- REQUIREMENT 1 -
Reproduce the part of the Bronica SQ text that starts at the words "The Bronica SQ" and ends after the words "format, leaf shutter)".
- REQUIREMENT 2 -
According to the Bronica SQ text, is each statement below true? Answer yes or no for each, and quote the words from the text that decide it.
(a) The SQ series was introduced in August 1980.
(b) The SQ series uses in-body focal plane shutters.
(c) The SQ-Ai appeared in 1996.
- REQUIREMENT 3 -
Use the Bronica SQ text to answer these questions.
(a) What aspect ratio does the SQ series use?
(b) How many generations does the SQ series have?
(c) Which models make up the second generation, and in what year?

- TEXT FOR ANALYSIS -
The Bronica SQ series was introduced in August 1980 as a replacement and successor to Bronica's classic and increasingly bulky Nikkor-lens based 6×6 cameras. Like the classic line, the SQ series was a modular 6x6 cm traditional "square" aspect ratio, medium-format SLR camera system; similar to the ETR series, the SQ series use in-lens leaf shutters instead of the in-body focal plane shutters of the classic line.

There are three distinct generations in the SQ series:
1. SQ (1980)
2. SQ-A / SQ-Am (1982)
3. SQ-Ai (1990) / SQ-B (1996)

Bronica SQ series (6×6 format, leaf shutter)

- DATA RECORDS -

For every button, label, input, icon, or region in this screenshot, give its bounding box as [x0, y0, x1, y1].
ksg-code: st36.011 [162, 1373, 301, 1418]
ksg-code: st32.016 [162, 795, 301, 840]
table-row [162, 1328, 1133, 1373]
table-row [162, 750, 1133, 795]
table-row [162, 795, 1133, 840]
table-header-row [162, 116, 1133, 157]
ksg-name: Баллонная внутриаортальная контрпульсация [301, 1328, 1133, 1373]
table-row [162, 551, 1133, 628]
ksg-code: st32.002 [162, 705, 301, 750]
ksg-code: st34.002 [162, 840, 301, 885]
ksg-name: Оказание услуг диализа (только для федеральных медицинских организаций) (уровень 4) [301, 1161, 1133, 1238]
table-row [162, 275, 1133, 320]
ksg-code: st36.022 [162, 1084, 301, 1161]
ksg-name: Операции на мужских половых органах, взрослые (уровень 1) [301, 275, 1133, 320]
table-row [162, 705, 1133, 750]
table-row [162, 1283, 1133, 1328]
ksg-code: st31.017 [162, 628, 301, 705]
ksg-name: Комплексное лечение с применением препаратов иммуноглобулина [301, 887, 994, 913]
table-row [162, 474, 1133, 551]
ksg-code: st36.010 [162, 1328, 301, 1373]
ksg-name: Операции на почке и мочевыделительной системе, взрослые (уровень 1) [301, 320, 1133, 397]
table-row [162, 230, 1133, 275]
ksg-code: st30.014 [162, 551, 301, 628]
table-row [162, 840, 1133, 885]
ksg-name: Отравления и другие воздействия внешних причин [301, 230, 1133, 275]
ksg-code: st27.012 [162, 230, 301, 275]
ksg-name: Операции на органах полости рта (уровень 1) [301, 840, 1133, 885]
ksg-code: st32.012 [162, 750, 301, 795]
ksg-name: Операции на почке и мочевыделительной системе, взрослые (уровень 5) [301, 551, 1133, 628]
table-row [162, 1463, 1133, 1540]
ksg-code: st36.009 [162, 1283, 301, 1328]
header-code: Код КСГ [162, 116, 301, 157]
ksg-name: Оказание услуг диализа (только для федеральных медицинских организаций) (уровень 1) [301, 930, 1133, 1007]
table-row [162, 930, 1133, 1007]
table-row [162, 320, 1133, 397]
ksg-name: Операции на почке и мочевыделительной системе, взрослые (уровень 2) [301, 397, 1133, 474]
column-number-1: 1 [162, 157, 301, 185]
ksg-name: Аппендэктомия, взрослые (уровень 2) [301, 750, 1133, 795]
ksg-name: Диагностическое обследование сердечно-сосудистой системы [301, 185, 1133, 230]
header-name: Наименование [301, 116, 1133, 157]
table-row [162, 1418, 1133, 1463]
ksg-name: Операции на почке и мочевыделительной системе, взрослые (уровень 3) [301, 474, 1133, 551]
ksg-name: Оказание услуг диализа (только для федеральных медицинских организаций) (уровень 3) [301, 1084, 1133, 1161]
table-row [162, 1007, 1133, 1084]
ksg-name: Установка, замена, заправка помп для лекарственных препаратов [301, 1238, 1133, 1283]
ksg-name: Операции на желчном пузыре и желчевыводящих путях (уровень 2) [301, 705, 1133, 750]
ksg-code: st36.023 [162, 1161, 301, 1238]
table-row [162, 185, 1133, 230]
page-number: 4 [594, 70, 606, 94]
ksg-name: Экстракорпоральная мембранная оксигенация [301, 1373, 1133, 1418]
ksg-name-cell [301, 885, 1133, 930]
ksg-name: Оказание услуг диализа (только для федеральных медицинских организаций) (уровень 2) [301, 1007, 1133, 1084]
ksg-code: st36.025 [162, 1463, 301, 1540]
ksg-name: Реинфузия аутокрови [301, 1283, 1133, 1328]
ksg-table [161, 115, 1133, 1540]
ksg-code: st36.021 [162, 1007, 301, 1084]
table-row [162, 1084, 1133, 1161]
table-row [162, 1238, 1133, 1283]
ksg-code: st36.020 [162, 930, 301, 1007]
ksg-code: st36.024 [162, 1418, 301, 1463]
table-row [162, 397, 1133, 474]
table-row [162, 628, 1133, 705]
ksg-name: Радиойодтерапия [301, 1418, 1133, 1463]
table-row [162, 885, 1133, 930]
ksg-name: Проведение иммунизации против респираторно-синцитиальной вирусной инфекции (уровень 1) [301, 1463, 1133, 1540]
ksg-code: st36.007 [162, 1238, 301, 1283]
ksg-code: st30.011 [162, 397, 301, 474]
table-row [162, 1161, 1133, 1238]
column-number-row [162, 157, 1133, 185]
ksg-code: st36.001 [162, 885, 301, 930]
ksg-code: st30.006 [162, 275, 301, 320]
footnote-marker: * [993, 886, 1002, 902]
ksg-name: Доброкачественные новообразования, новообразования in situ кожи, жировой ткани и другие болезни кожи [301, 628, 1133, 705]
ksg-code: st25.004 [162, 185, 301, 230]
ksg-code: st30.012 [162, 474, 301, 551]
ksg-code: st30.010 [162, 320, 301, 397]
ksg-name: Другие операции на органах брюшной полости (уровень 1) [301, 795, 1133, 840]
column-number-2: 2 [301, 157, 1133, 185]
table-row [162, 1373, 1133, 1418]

- EXERCISE SOLUTION 1 -
The Bronica SQ series was introduced in August 1980 as a replacement and successor to Bronica's classic and increasingly bulky Nikkor-lens based 6×6 cameras. Like the classic line, the SQ series was a modular 6x6 cm traditional "square" aspect ratio, medium-format SLR camera system; similar to the ETR series, the SQ series use in-lens leaf shutters instead of the in-body focal plane shutters of the classic line.

There are three distinct generations in the SQ series:
1. SQ (1980)
2. SQ-A / SQ-Am (1982)
3. SQ-Ai (1990) / SQ-B (1996)

Bronica SQ series (6×6 format, leaf shutter)

- EXERCISE SOLUTION 2 -
(a) Yes: "The Bronica SQ series was introduced in August 1980"
(b) No: "the SQ series use in-lens leaf shutters instead of the in-body focal plane shutters of the classic line"
(c) No: "SQ-Ai (1990) / SQ-B (1996)"

- EXERCISE SOLUTION 3 -
(a) A 6x6 cm traditional "square" aspect ratio.
(b) Three.
(c) The SQ-A and SQ-Am, in 1982.